What you should do | Without the pictures, reproduce the records that follow exactly.

Records provided |
● ● ● ●

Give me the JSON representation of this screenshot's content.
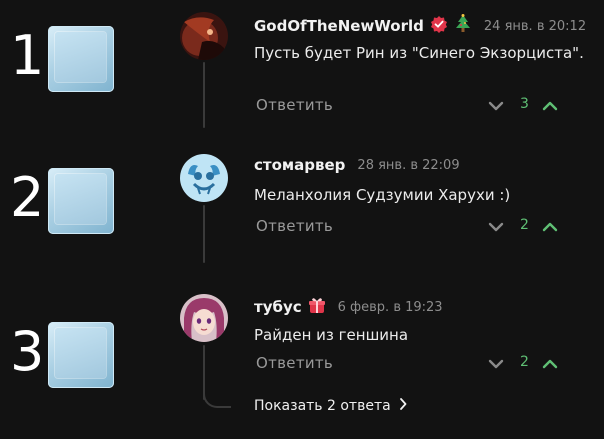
{
  "markers": [
    {
      "number": "1"
    },
    {
      "number": "2"
    },
    {
      "number": "3"
    }
  ],
  "comments": [
    {
      "username": "GodOfTheNewWorld",
      "date": "24 янв. в 20:12",
      "text": "Пусть будет Рин из \"Синего Экзорциста\".",
      "reply_label": "Ответить",
      "score": "3",
      "badges": [
        "verified-badge-icon",
        "christmas-tree-icon"
      ]
    },
    {
      "username": "стомарвер",
      "date": "28 янв. в 22:09",
      "text": "Меланхолия Судзумии Харухи :)",
      "reply_label": "Ответить",
      "score": "2",
      "badges": []
    },
    {
      "username": "тубус",
      "date": "6 февр. в 19:23",
      "text": "Райден из геншина",
      "reply_label": "Ответить",
      "score": "2",
      "badges": [
        "gift-badge-icon"
      ]
    }
  ],
  "show_replies_label": "Показать 2 ответа",
  "colors": {
    "background": "#121212",
    "score_green": "#5fbf74",
    "muted": "#8d8d8d",
    "thread_line": "#3a3a3a"
  }
}
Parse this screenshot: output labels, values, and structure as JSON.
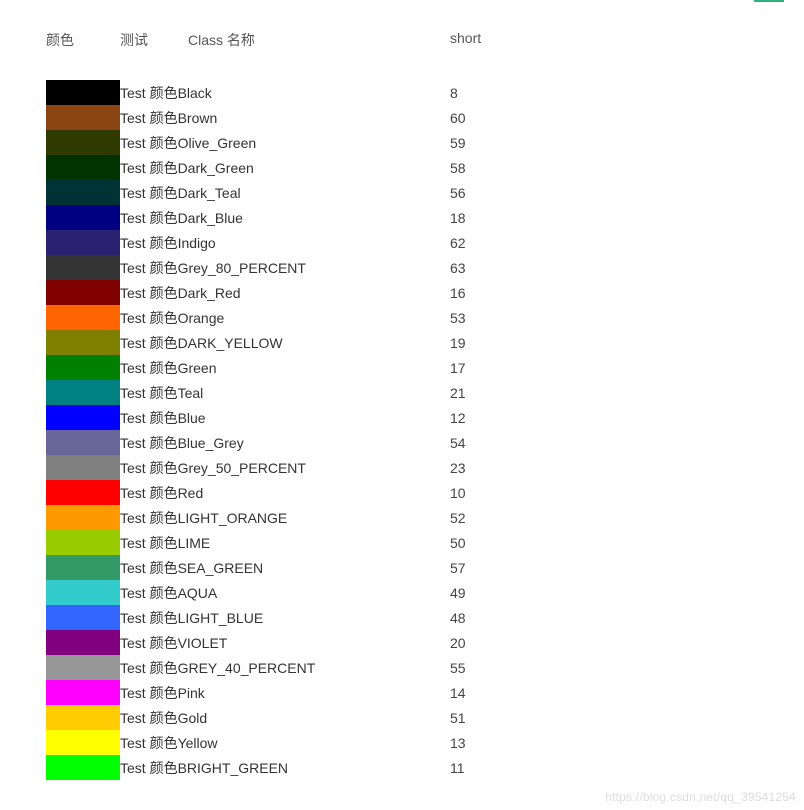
{
  "header": {
    "color": "颜色",
    "test": "测试",
    "class": "Class 名称",
    "short": "short"
  },
  "label_prefix": "Test 颜色",
  "rows": [
    {
      "name": "Black",
      "short": "8",
      "hex": "#000000"
    },
    {
      "name": "Brown",
      "short": "60",
      "hex": "#8b4513"
    },
    {
      "name": "Olive_Green",
      "short": "59",
      "hex": "#2f3b00"
    },
    {
      "name": "Dark_Green",
      "short": "58",
      "hex": "#003300"
    },
    {
      "name": "Dark_Teal",
      "short": "56",
      "hex": "#003333"
    },
    {
      "name": "Dark_Blue",
      "short": "18",
      "hex": "#000080"
    },
    {
      "name": "Indigo",
      "short": "62",
      "hex": "#2a2270"
    },
    {
      "name": "Grey_80_PERCENT",
      "short": "63",
      "hex": "#333333"
    },
    {
      "name": "Dark_Red",
      "short": "16",
      "hex": "#800000"
    },
    {
      "name": "Orange",
      "short": "53",
      "hex": "#ff6600"
    },
    {
      "name": "DARK_YELLOW",
      "short": "19",
      "hex": "#808000"
    },
    {
      "name": "Green",
      "short": "17",
      "hex": "#008000"
    },
    {
      "name": "Teal",
      "short": "21",
      "hex": "#008080"
    },
    {
      "name": "Blue",
      "short": "12",
      "hex": "#0000ff"
    },
    {
      "name": "Blue_Grey",
      "short": "54",
      "hex": "#666699"
    },
    {
      "name": "Grey_50_PERCENT",
      "short": "23",
      "hex": "#808080"
    },
    {
      "name": "Red",
      "short": "10",
      "hex": "#ff0000"
    },
    {
      "name": "LIGHT_ORANGE",
      "short": "52",
      "hex": "#ff9900"
    },
    {
      "name": "LIME",
      "short": "50",
      "hex": "#99cc00"
    },
    {
      "name": "SEA_GREEN",
      "short": "57",
      "hex": "#339966"
    },
    {
      "name": "AQUA",
      "short": "49",
      "hex": "#33cccc"
    },
    {
      "name": "LIGHT_BLUE",
      "short": "48",
      "hex": "#3366ff"
    },
    {
      "name": "VIOLET",
      "short": "20",
      "hex": "#800080"
    },
    {
      "name": "GREY_40_PERCENT",
      "short": "55",
      "hex": "#969696"
    },
    {
      "name": "Pink",
      "short": "14",
      "hex": "#ff00ff"
    },
    {
      "name": "Gold",
      "short": "51",
      "hex": "#ffcc00"
    },
    {
      "name": "Yellow",
      "short": "13",
      "hex": "#ffff00"
    },
    {
      "name": "BRIGHT_GREEN",
      "short": "11",
      "hex": "#00ff00"
    }
  ],
  "watermark": "https://blog.csdn.net/qq_39541254"
}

● ● ● ●

Complete output |
Give me the JSON representation of this screenshot's content.
{
  "markers": [
    {
      "number": "1"
    },
    {
      "number": "2"
    },
    {
      "number": "3"
    }
  ],
  "comments": [
    {
      "username": "GodOfTheNewWorld",
      "date": "24 янв. в 20:12",
      "text": "Пусть будет Рин из \"Синего Экзорциста\".",
      "reply_label": "Ответить",
      "score": "3",
      "badges": [
        "verified-badge-icon",
        "christmas-tree-icon"
      ]
    },
    {
      "username": "стомарвер",
      "date": "28 янв. в 22:09",
      "text": "Меланхолия Судзумии Харухи :)",
      "reply_label": "Ответить",
      "score": "2",
      "badges": []
    },
    {
      "username": "тубус",
      "date": "6 февр. в 19:23",
      "text": "Райден из геншина",
      "reply_label": "Ответить",
      "score": "2",
      "badges": [
        "gift-badge-icon"
      ]
    }
  ],
  "show_replies_label": "Показать 2 ответа",
  "colors": {
    "background": "#121212",
    "score_green": "#5fbf74",
    "muted": "#8d8d8d",
    "thread_line": "#3a3a3a"
  }
}
Parse this screenshot: output labels, values, and structure as JSON.
{
  "header": {
    "color": "颜色",
    "test": "测试",
    "class": "Class 名称",
    "short": "short"
  },
  "label_prefix": "Test 颜色",
  "rows": [
    {
      "name": "Black",
      "short": "8",
      "hex": "#000000"
    },
    {
      "name": "Brown",
      "short": "60",
      "hex": "#8b4513"
    },
    {
      "name": "Olive_Green",
      "short": "59",
      "hex": "#2f3b00"
    },
    {
      "name": "Dark_Green",
      "short": "58",
      "hex": "#003300"
    },
    {
      "name": "Dark_Teal",
      "short": "56",
      "hex": "#003333"
    },
    {
      "name": "Dark_Blue",
      "short": "18",
      "hex": "#000080"
    },
    {
      "name": "Indigo",
      "short": "62",
      "hex": "#2a2270"
    },
    {
      "name": "Grey_80_PERCENT",
      "short": "63",
      "hex": "#333333"
    },
    {
      "name": "Dark_Red",
      "short": "16",
      "hex": "#800000"
    },
    {
      "name": "Orange",
      "short": "53",
      "hex": "#ff6600"
    },
    {
      "name": "DARK_YELLOW",
      "short": "19",
      "hex": "#808000"
    },
    {
      "name": "Green",
      "short": "17",
      "hex": "#008000"
    },
    {
      "name": "Teal",
      "short": "21",
      "hex": "#008080"
    },
    {
      "name": "Blue",
      "short": "12",
      "hex": "#0000ff"
    },
    {
      "name": "Blue_Grey",
      "short": "54",
      "hex": "#666699"
    },
    {
      "name": "Grey_50_PERCENT",
      "short": "23",
      "hex": "#808080"
    },
    {
      "name": "Red",
      "short": "10",
      "hex": "#ff0000"
    },
    {
      "name": "LIGHT_ORANGE",
      "short": "52",
      "hex": "#ff9900"
    },
    {
      "name": "LIME",
      "short": "50",
      "hex": "#99cc00"
    },
    {
      "name": "SEA_GREEN",
      "short": "57",
      "hex": "#339966"
    },
    {
      "name": "AQUA",
      "short": "49",
      "hex": "#33cccc"
    },
    {
      "name": "LIGHT_BLUE",
      "short": "48",
      "hex": "#3366ff"
    },
    {
      "name": "VIOLET",
      "short": "20",
      "hex": "#800080"
    },
    {
      "name": "GREY_40_PERCENT",
      "short": "55",
      "hex": "#969696"
    },
    {
      "name": "Pink",
      "short": "14",
      "hex": "#ff00ff"
    },
    {
      "name": "Gold",
      "short": "51",
      "hex": "#ffcc00"
    },
    {
      "name": "Yellow",
      "short": "13",
      "hex": "#ffff00"
    },
    {
      "name": "BRIGHT_GREEN",
      "short": "11",
      "hex": "#00ff00"
    }
  ],
  "watermark": "https://blog.csdn.net/qq_39541254"
}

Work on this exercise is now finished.